**Material for this task:**
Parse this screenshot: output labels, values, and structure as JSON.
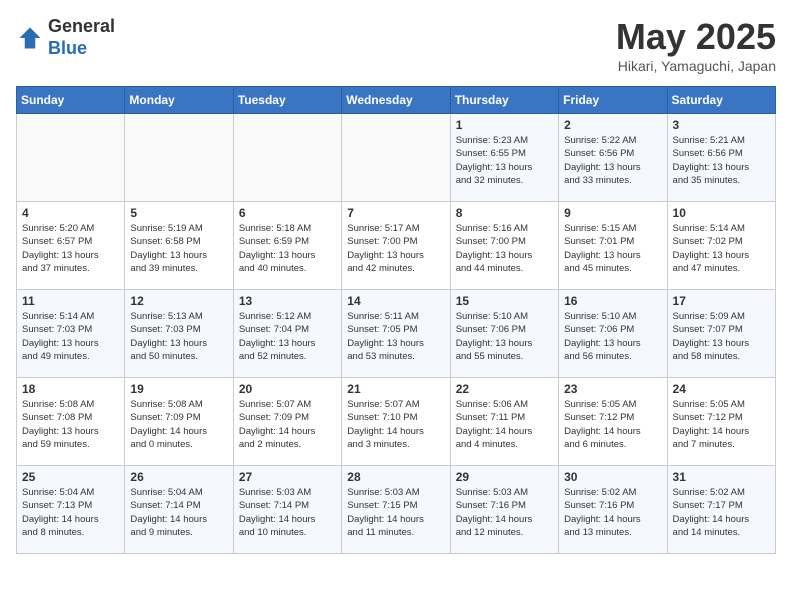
{
  "logo": {
    "general": "General",
    "blue": "Blue"
  },
  "title": "May 2025",
  "location": "Hikari, Yamaguchi, Japan",
  "days_of_week": [
    "Sunday",
    "Monday",
    "Tuesday",
    "Wednesday",
    "Thursday",
    "Friday",
    "Saturday"
  ],
  "weeks": [
    [
      {
        "day": "",
        "info": ""
      },
      {
        "day": "",
        "info": ""
      },
      {
        "day": "",
        "info": ""
      },
      {
        "day": "",
        "info": ""
      },
      {
        "day": "1",
        "info": "Sunrise: 5:23 AM\nSunset: 6:55 PM\nDaylight: 13 hours\nand 32 minutes."
      },
      {
        "day": "2",
        "info": "Sunrise: 5:22 AM\nSunset: 6:56 PM\nDaylight: 13 hours\nand 33 minutes."
      },
      {
        "day": "3",
        "info": "Sunrise: 5:21 AM\nSunset: 6:56 PM\nDaylight: 13 hours\nand 35 minutes."
      }
    ],
    [
      {
        "day": "4",
        "info": "Sunrise: 5:20 AM\nSunset: 6:57 PM\nDaylight: 13 hours\nand 37 minutes."
      },
      {
        "day": "5",
        "info": "Sunrise: 5:19 AM\nSunset: 6:58 PM\nDaylight: 13 hours\nand 39 minutes."
      },
      {
        "day": "6",
        "info": "Sunrise: 5:18 AM\nSunset: 6:59 PM\nDaylight: 13 hours\nand 40 minutes."
      },
      {
        "day": "7",
        "info": "Sunrise: 5:17 AM\nSunset: 7:00 PM\nDaylight: 13 hours\nand 42 minutes."
      },
      {
        "day": "8",
        "info": "Sunrise: 5:16 AM\nSunset: 7:00 PM\nDaylight: 13 hours\nand 44 minutes."
      },
      {
        "day": "9",
        "info": "Sunrise: 5:15 AM\nSunset: 7:01 PM\nDaylight: 13 hours\nand 45 minutes."
      },
      {
        "day": "10",
        "info": "Sunrise: 5:14 AM\nSunset: 7:02 PM\nDaylight: 13 hours\nand 47 minutes."
      }
    ],
    [
      {
        "day": "11",
        "info": "Sunrise: 5:14 AM\nSunset: 7:03 PM\nDaylight: 13 hours\nand 49 minutes."
      },
      {
        "day": "12",
        "info": "Sunrise: 5:13 AM\nSunset: 7:03 PM\nDaylight: 13 hours\nand 50 minutes."
      },
      {
        "day": "13",
        "info": "Sunrise: 5:12 AM\nSunset: 7:04 PM\nDaylight: 13 hours\nand 52 minutes."
      },
      {
        "day": "14",
        "info": "Sunrise: 5:11 AM\nSunset: 7:05 PM\nDaylight: 13 hours\nand 53 minutes."
      },
      {
        "day": "15",
        "info": "Sunrise: 5:10 AM\nSunset: 7:06 PM\nDaylight: 13 hours\nand 55 minutes."
      },
      {
        "day": "16",
        "info": "Sunrise: 5:10 AM\nSunset: 7:06 PM\nDaylight: 13 hours\nand 56 minutes."
      },
      {
        "day": "17",
        "info": "Sunrise: 5:09 AM\nSunset: 7:07 PM\nDaylight: 13 hours\nand 58 minutes."
      }
    ],
    [
      {
        "day": "18",
        "info": "Sunrise: 5:08 AM\nSunset: 7:08 PM\nDaylight: 13 hours\nand 59 minutes."
      },
      {
        "day": "19",
        "info": "Sunrise: 5:08 AM\nSunset: 7:09 PM\nDaylight: 14 hours\nand 0 minutes."
      },
      {
        "day": "20",
        "info": "Sunrise: 5:07 AM\nSunset: 7:09 PM\nDaylight: 14 hours\nand 2 minutes."
      },
      {
        "day": "21",
        "info": "Sunrise: 5:07 AM\nSunset: 7:10 PM\nDaylight: 14 hours\nand 3 minutes."
      },
      {
        "day": "22",
        "info": "Sunrise: 5:06 AM\nSunset: 7:11 PM\nDaylight: 14 hours\nand 4 minutes."
      },
      {
        "day": "23",
        "info": "Sunrise: 5:05 AM\nSunset: 7:12 PM\nDaylight: 14 hours\nand 6 minutes."
      },
      {
        "day": "24",
        "info": "Sunrise: 5:05 AM\nSunset: 7:12 PM\nDaylight: 14 hours\nand 7 minutes."
      }
    ],
    [
      {
        "day": "25",
        "info": "Sunrise: 5:04 AM\nSunset: 7:13 PM\nDaylight: 14 hours\nand 8 minutes."
      },
      {
        "day": "26",
        "info": "Sunrise: 5:04 AM\nSunset: 7:14 PM\nDaylight: 14 hours\nand 9 minutes."
      },
      {
        "day": "27",
        "info": "Sunrise: 5:03 AM\nSunset: 7:14 PM\nDaylight: 14 hours\nand 10 minutes."
      },
      {
        "day": "28",
        "info": "Sunrise: 5:03 AM\nSunset: 7:15 PM\nDaylight: 14 hours\nand 11 minutes."
      },
      {
        "day": "29",
        "info": "Sunrise: 5:03 AM\nSunset: 7:16 PM\nDaylight: 14 hours\nand 12 minutes."
      },
      {
        "day": "30",
        "info": "Sunrise: 5:02 AM\nSunset: 7:16 PM\nDaylight: 14 hours\nand 13 minutes."
      },
      {
        "day": "31",
        "info": "Sunrise: 5:02 AM\nSunset: 7:17 PM\nDaylight: 14 hours\nand 14 minutes."
      }
    ]
  ]
}
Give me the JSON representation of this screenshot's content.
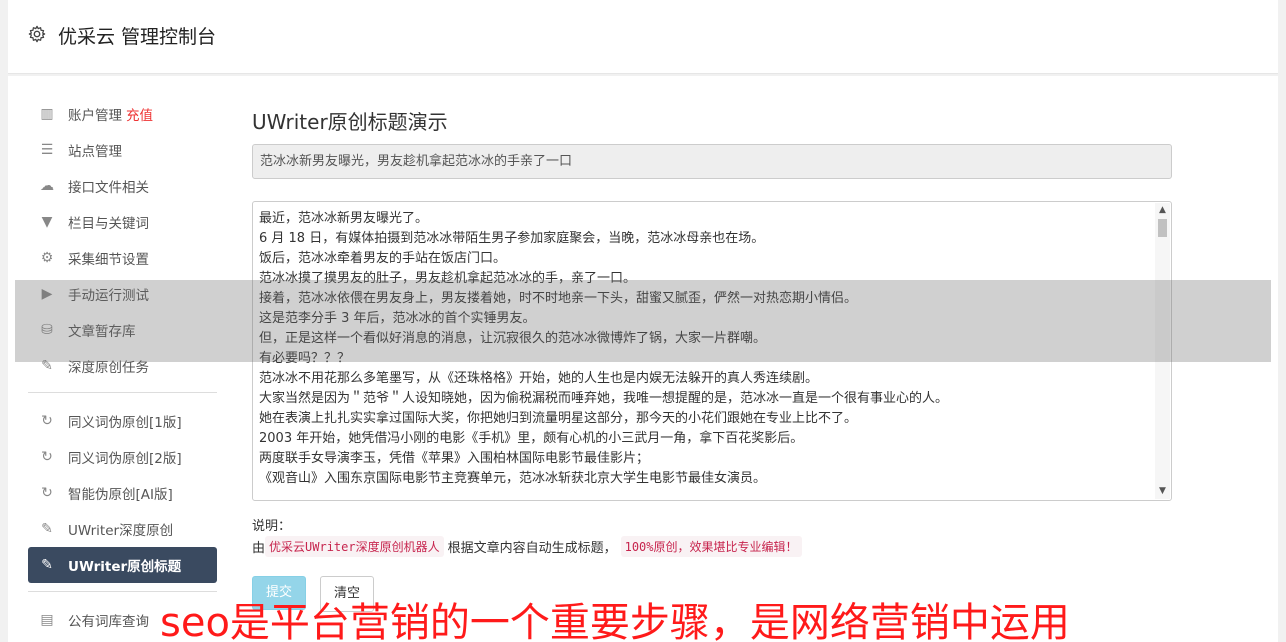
{
  "header": {
    "title": "优采云 管理控制台",
    "icon": "gear-icon"
  },
  "sidebar": {
    "group1": [
      {
        "icon": "bar-chart-icon",
        "label": "账户管理",
        "badge": "充值"
      },
      {
        "icon": "server-icon",
        "label": "站点管理"
      },
      {
        "icon": "cloud-upload-icon",
        "label": "接口文件相关"
      },
      {
        "icon": "filter-icon",
        "label": "栏目与关键词"
      },
      {
        "icon": "cogs-icon",
        "label": "采集细节设置"
      },
      {
        "icon": "play-circle-icon",
        "label": "手动运行测试"
      },
      {
        "icon": "database-icon",
        "label": "文章暂存库"
      },
      {
        "icon": "edit-icon",
        "label": "深度原创任务"
      }
    ],
    "group2": [
      {
        "icon": "refresh-icon",
        "label": "同义词伪原创[1版]"
      },
      {
        "icon": "refresh-icon",
        "label": "同义词伪原创[2版]"
      },
      {
        "icon": "refresh-icon",
        "label": "智能伪原创[AI版]"
      },
      {
        "icon": "edit-icon",
        "label": "UWriter深度原创"
      },
      {
        "icon": "edit-icon",
        "label": "UWriter原创标题",
        "active": true
      }
    ],
    "group3": [
      {
        "icon": "book-icon",
        "label": "公有词库查询"
      }
    ]
  },
  "main": {
    "heading": "UWriter原创标题演示",
    "generated_title": "范冰冰新男友曝光，男友趁机拿起范冰冰的手亲了一口",
    "article_lines": [
      "最近，范冰冰新男友曝光了。",
      "6 月 18 日，有媒体拍摄到范冰冰带陌生男子参加家庭聚会，当晚，范冰冰母亲也在场。",
      "饭后，范冰冰牵着男友的手站在饭店门口。",
      "范冰冰摸了摸男友的肚子，男友趁机拿起范冰冰的手，亲了一口。",
      "接着，范冰冰依偎在男友身上，男友搂着她，时不时地亲一下头，甜蜜又腻歪，俨然一对热恋期小情侣。",
      "这是范李分手 3 年后，范冰冰的首个实锤男友。",
      "但，正是这样一个看似好消息的消息，让沉寂很久的范冰冰微博炸了锅，大家一片群嘲。",
      "有必要吗？？？",
      "范冰冰不用花那么多笔墨写，从《还珠格格》开始，她的人生也是内娱无法躲开的真人秀连续剧。",
      "大家当然是因为＂范爷＂人设知晓她，因为偷税漏税而唾弃她，我唯一想提醒的是，范冰冰一直是一个很有事业心的人。",
      "她在表演上扎扎实实拿过国际大奖，你把她归到流量明星这部分，那今天的小花们跟她在专业上比不了。",
      "2003 年开始，她凭借冯小刚的电影《手机》里，颇有心机的小三武月一角，拿下百花奖影后。",
      "两度联手女导演李玉，凭借《苹果》入围柏林国际电影节最佳影片；",
      "《观音山》入围东京国际电影节主竞赛单元，范冰冰斩获北京大学生电影节最佳女演员。"
    ],
    "note_label": "说明：",
    "note_prefix": "由",
    "note_code1": "优采云UWriter深度原创机器人",
    "note_middle": "根据文章内容自动生成标题，",
    "note_code2": "100%原创，效果堪比专业编辑！",
    "submit_label": "提交",
    "clear_label": "清空"
  },
  "watermark": "seo是平台营销的一个重要步骤，是网络营销中运用",
  "colors": {
    "accent_active": "#3a4a60",
    "recharge": "#ee3333",
    "watermark": "#ff1a1a",
    "submit": "#5bc0de"
  }
}
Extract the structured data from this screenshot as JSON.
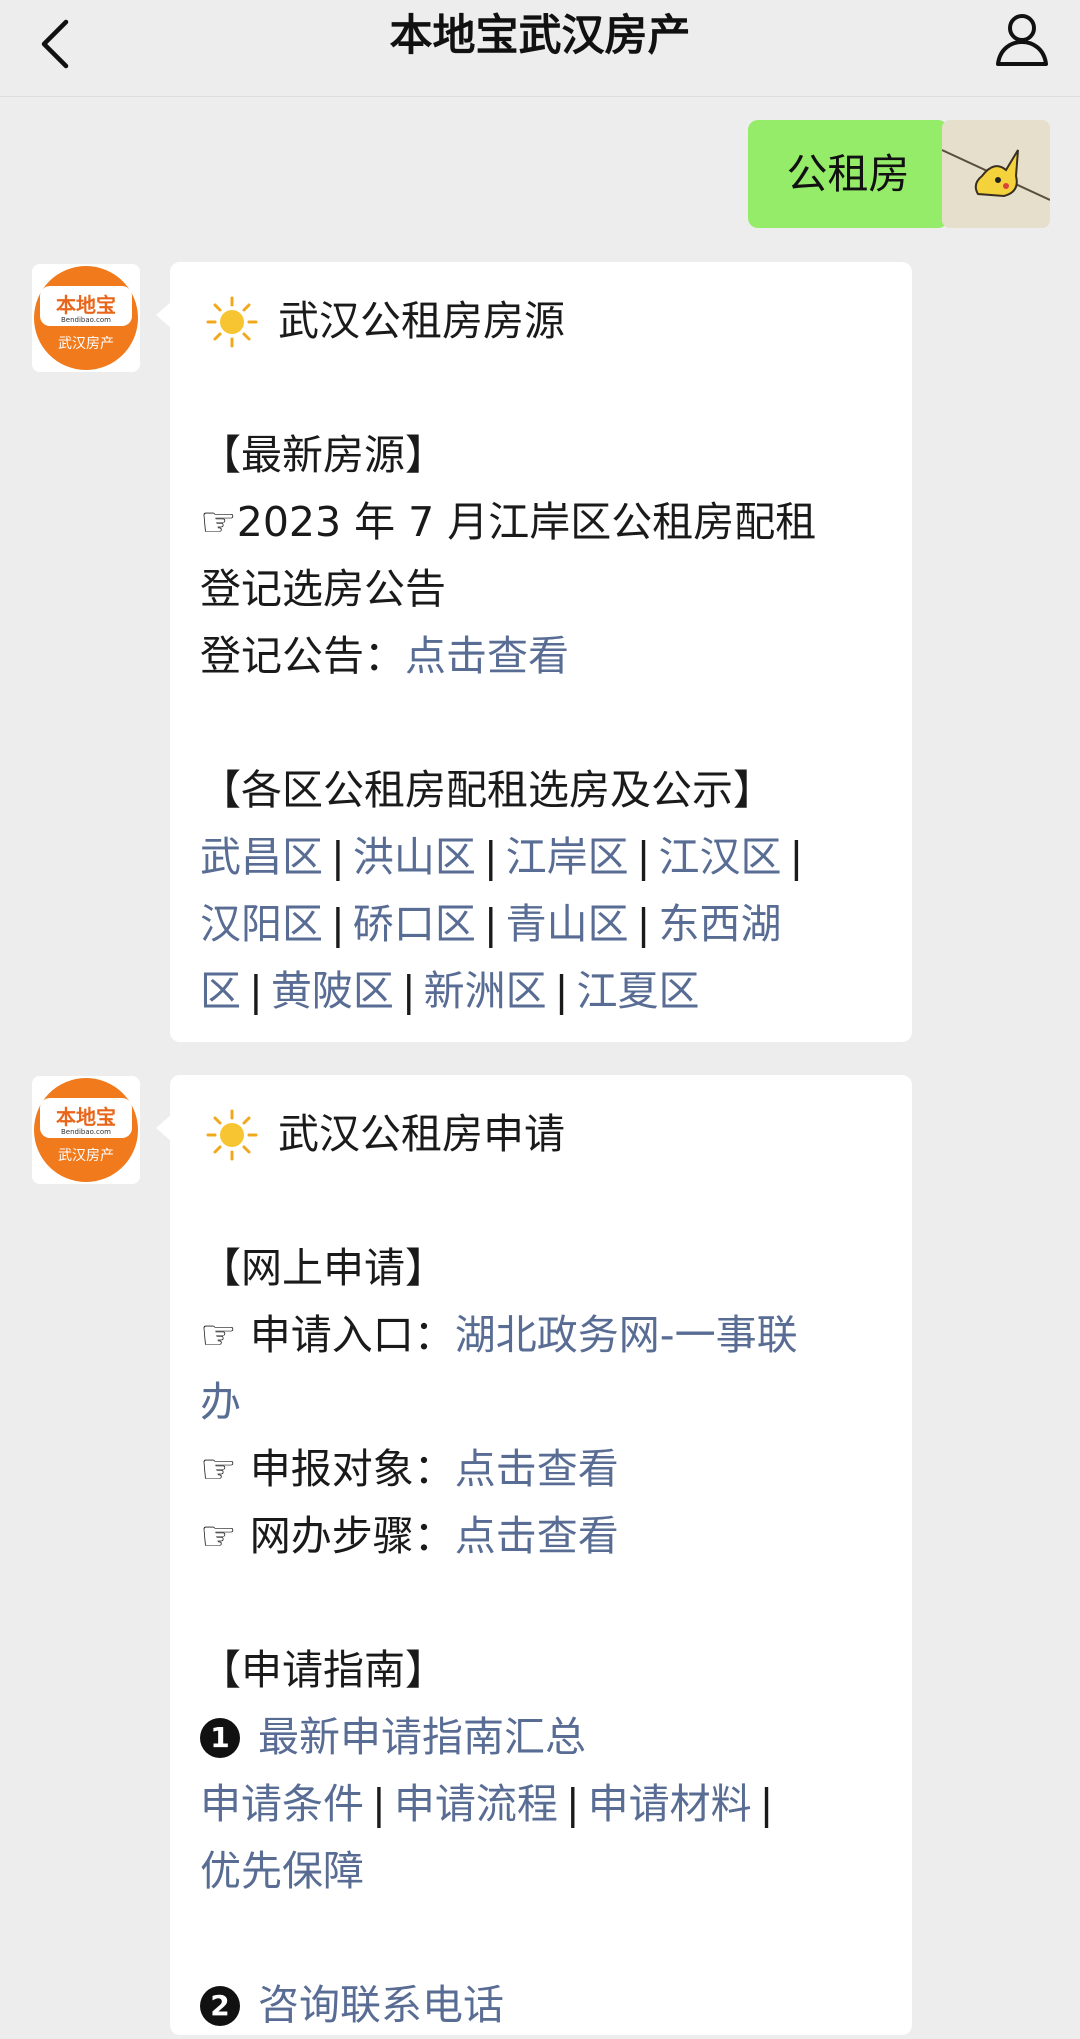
{
  "header": {
    "title": "本地宝武汉房产"
  },
  "sent_message": {
    "text": "公租房"
  },
  "bot": {
    "logo_top": "本地宝",
    "logo_mid": "Bendibao.com",
    "logo_bottom": "武汉房产"
  },
  "card1": {
    "heading": "武汉公租房房源",
    "section1_title": "【最新房源】",
    "item1_text": "☞2023 年 7 月江岸区公租房配租",
    "item1_text_cont": "登记选房公告",
    "notice_label": "登记公告：",
    "notice_link": "点击查看",
    "section2_title": "【各区公租房配租选房及公示】",
    "districts": [
      "武昌区",
      "洪山区",
      "江岸区",
      "江汉区",
      "汉阳区",
      "硚口区",
      "青山区",
      "东西湖",
      "区",
      "黄陂区",
      "新洲区",
      "江夏区"
    ]
  },
  "card2": {
    "heading": "武汉公租房申请",
    "section1_title": "【网上申请】",
    "entry_label": "☞ 申请入口：",
    "entry_link": "湖北政务网-一事联",
    "entry_link_cont": "办",
    "target_label": "☞ 申报对象：",
    "target_link": "点击查看",
    "steps_label": "☞ 网办步骤：",
    "steps_link": "点击查看",
    "section2_title": "【申请指南】",
    "guide_num1": "1",
    "guide_link1": "最新申请指南汇总",
    "guide_links": [
      "申请条件",
      "申请流程",
      "申请材料",
      "优先保障"
    ],
    "guide_num2": "2",
    "guide_link2": "咨询联系电话"
  }
}
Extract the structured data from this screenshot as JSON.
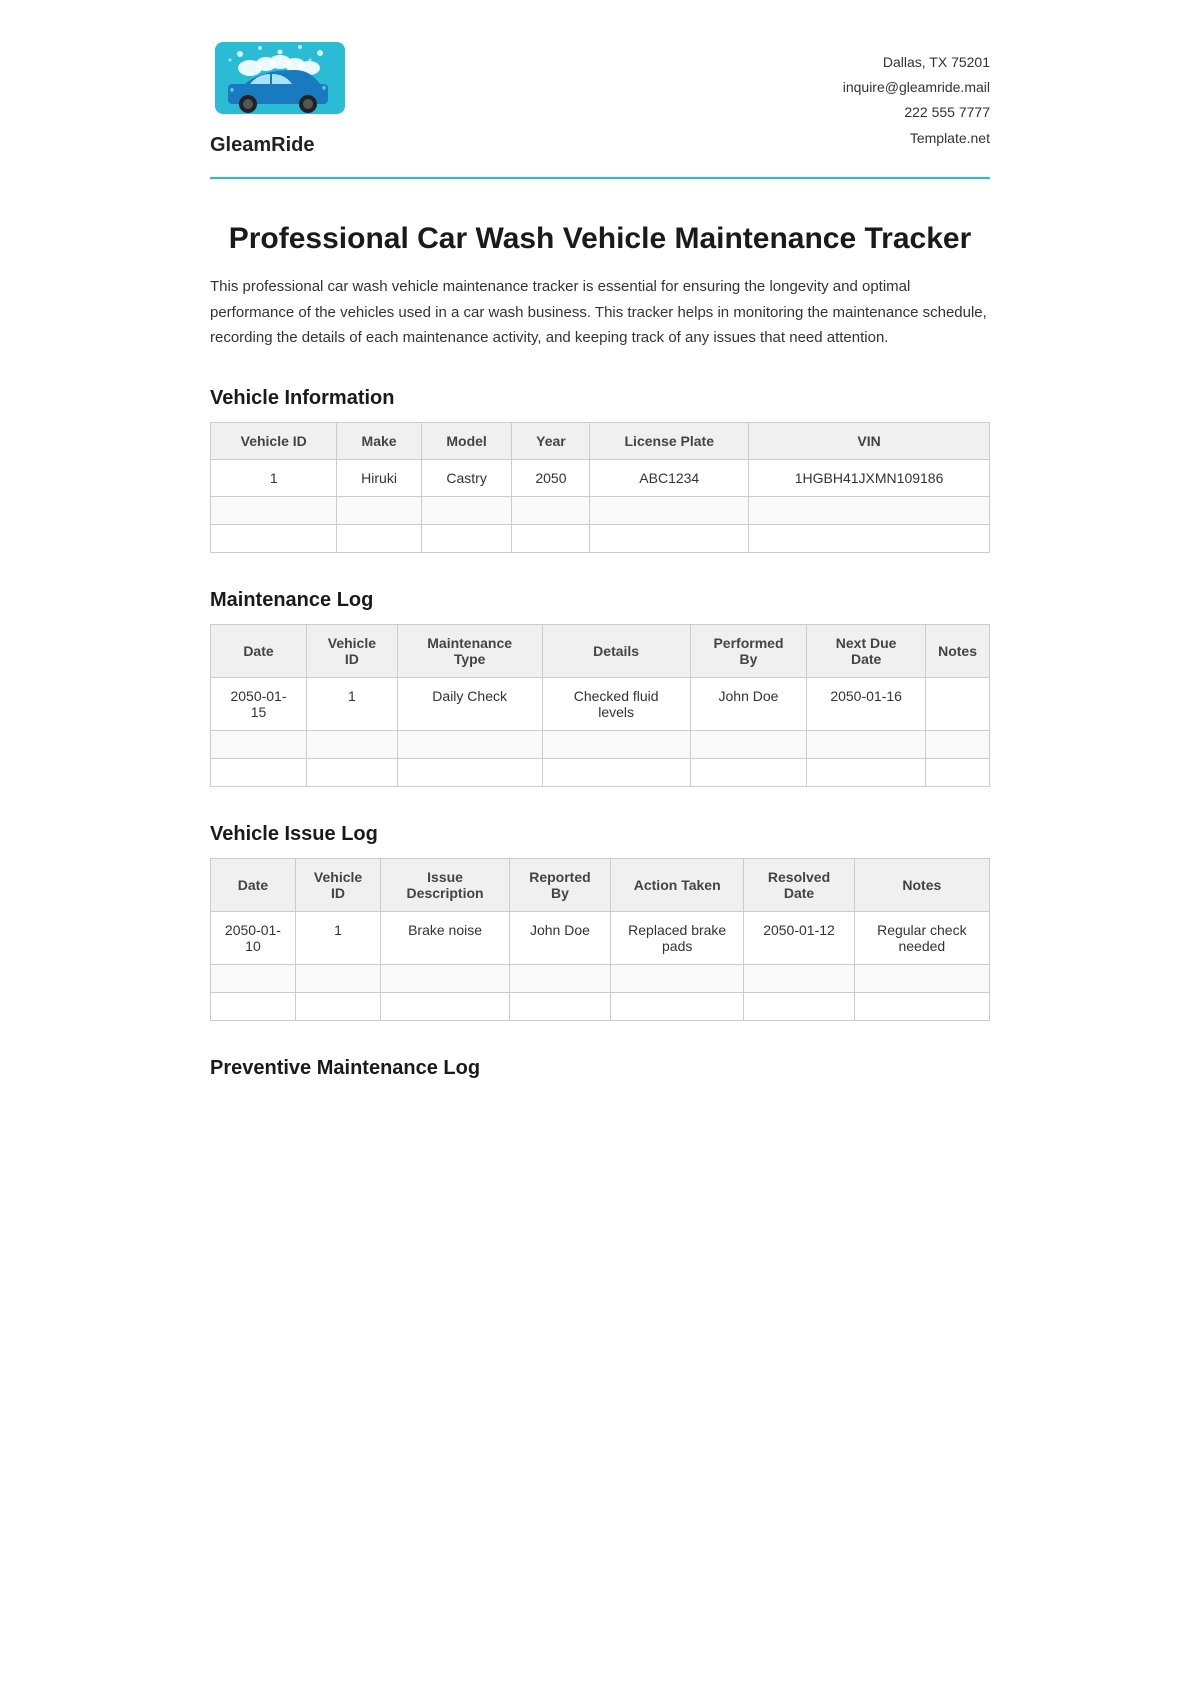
{
  "company": {
    "name": "GleamRide",
    "address": "Dallas, TX 75201",
    "email": "inquire@gleamride.mail",
    "phone": "222 555 7777",
    "website": "Template.net"
  },
  "document": {
    "title": "Professional Car Wash Vehicle Maintenance Tracker",
    "description": "This professional car wash vehicle maintenance tracker is essential for ensuring the longevity and optimal performance of the vehicles used in a car wash business. This tracker helps in monitoring the maintenance schedule, recording the details of each maintenance activity, and keeping track of any issues that need attention."
  },
  "vehicle_information": {
    "section_title": "Vehicle Information",
    "columns": [
      "Vehicle ID",
      "Make",
      "Model",
      "Year",
      "License Plate",
      "VIN"
    ],
    "rows": [
      [
        "1",
        "Hiruki",
        "Castry",
        "2050",
        "ABC1234",
        "1HGBH41JXMN109186"
      ],
      [
        "",
        "",
        "",
        "",
        "",
        ""
      ],
      [
        "",
        "",
        "",
        "",
        "",
        ""
      ]
    ]
  },
  "maintenance_log": {
    "section_title": "Maintenance Log",
    "columns": [
      "Date",
      "Vehicle ID",
      "Maintenance Type",
      "Details",
      "Performed By",
      "Next Due Date",
      "Notes"
    ],
    "rows": [
      [
        "2050-01-15",
        "1",
        "Daily Check",
        "Checked fluid levels",
        "John Doe",
        "2050-01-16",
        ""
      ],
      [
        "",
        "",
        "",
        "",
        "",
        "",
        ""
      ],
      [
        "",
        "",
        "",
        "",
        "",
        "",
        ""
      ]
    ]
  },
  "vehicle_issue_log": {
    "section_title": "Vehicle Issue Log",
    "columns": [
      "Date",
      "Vehicle ID",
      "Issue Description",
      "Reported By",
      "Action Taken",
      "Resolved Date",
      "Notes"
    ],
    "rows": [
      [
        "2050-01-10",
        "1",
        "Brake noise",
        "John Doe",
        "Replaced brake pads",
        "2050-01-12",
        "Regular check needed"
      ],
      [
        "",
        "",
        "",
        "",
        "",
        "",
        ""
      ],
      [
        "",
        "",
        "",
        "",
        "",
        "",
        ""
      ]
    ]
  },
  "preventive_maintenance": {
    "section_title": "Preventive Maintenance Log"
  }
}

**Problem statement:** List each line holding the string "Date".

**Full solution:**
      "Date",
      "Next Due Date",
      "Date",
      "Resolved Date",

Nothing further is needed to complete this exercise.